# EXERCISE
Make an exact copy of the records, dropping all pictures.

# GIVEN ENTRIES
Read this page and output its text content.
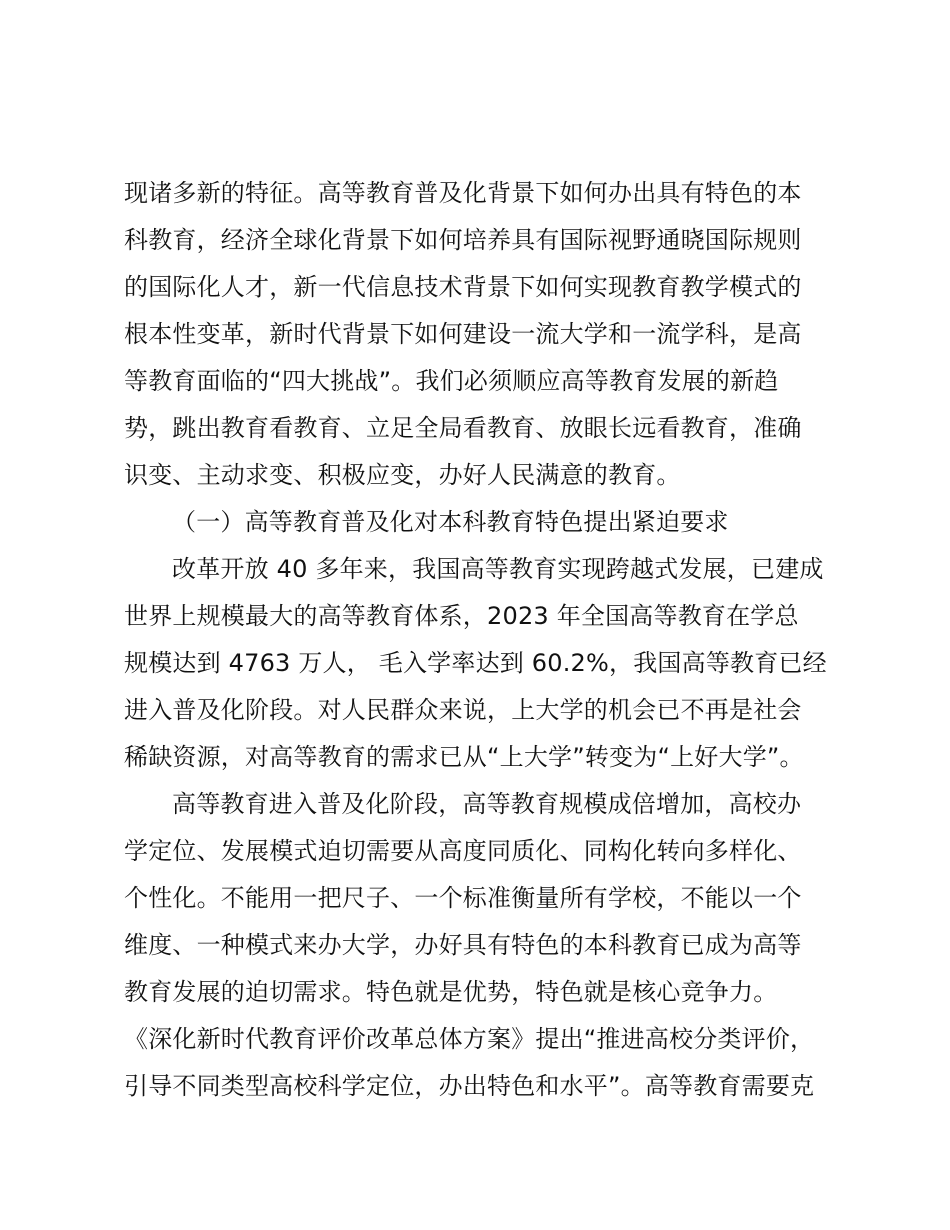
现诸多新的特征。高等教育普及化背景下如何办出具有特色的本
科教育，经济全球化背景下如何培养具有国际视野通晓国际规则
的国际化人才，新一代信息技术背景下如何实现教育教学模式的
根本性变革，新时代背景下如何建设一流大学和一流学科，是高
等教育面临的“四大挑战”。我们必须顺应高等教育发展的新趋
势，跳出教育看教育、立足全局看教育、放眼长远看教育，准确
识变、主动求变、积极应变，办好人民满意的教育。
（一）高等教育普及化对本科教育特色提出紧迫要求
改革开放 40 多年来，我国高等教育实现跨越式发展，已建成
世界上规模最大的高等教育体系，2023 年全国高等教育在学总
规模达到 4763 万人， 毛入学率达到 60.2%，我国高等教育已经
进入普及化阶段。对人民群众来说，上大学的机会已不再是社会
稀缺资源，对高等教育的需求已从“上大学”转变为“上好大学”。
高等教育进入普及化阶段，高等教育规模成倍增加，高校办
学定位、发展模式迫切需要从高度同质化、同构化转向多样化、
个性化。不能用一把尺子、一个标准衡量所有学校，不能以一个
维度、一种模式来办大学，办好具有特色的本科教育已成为高等
教育发展的迫切需求。特色就是优势，特色就是核心竞争力。
《深化新时代教育评价改革总体方案》提出“推进高校分类评价，
引导不同类型高校科学定位，办出特色和水平”。高等教育需要克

# FINISHED TASK
Read this page and output its text content.
现诸多新的特征。高等教育普及化背景下如何办出具有特色的本
科教育，经济全球化背景下如何培养具有国际视野通晓国际规则
的国际化人才，新一代信息技术背景下如何实现教育教学模式的
根本性变革，新时代背景下如何建设一流大学和一流学科，是高
等教育面临的“四大挑战”。我们必须顺应高等教育发展的新趋
势，跳出教育看教育、立足全局看教育、放眼长远看教育，准确
识变、主动求变、积极应变，办好人民满意的教育。
（一）高等教育普及化对本科教育特色提出紧迫要求
改革开放 40 多年来，我国高等教育实现跨越式发展，已建成
世界上规模最大的高等教育体系，2023 年全国高等教育在学总
规模达到 4763 万人， 毛入学率达到 60.2%，我国高等教育已经
进入普及化阶段。对人民群众来说，上大学的机会已不再是社会
稀缺资源，对高等教育的需求已从“上大学”转变为“上好大学”。
高等教育进入普及化阶段，高等教育规模成倍增加，高校办
学定位、发展模式迫切需要从高度同质化、同构化转向多样化、
个性化。不能用一把尺子、一个标准衡量所有学校，不能以一个
维度、一种模式来办大学，办好具有特色的本科教育已成为高等
教育发展的迫切需求。特色就是优势，特色就是核心竞争力。
《深化新时代教育评价改革总体方案》提出“推进高校分类评价，
引导不同类型高校科学定位，办出特色和水平”。高等教育需要克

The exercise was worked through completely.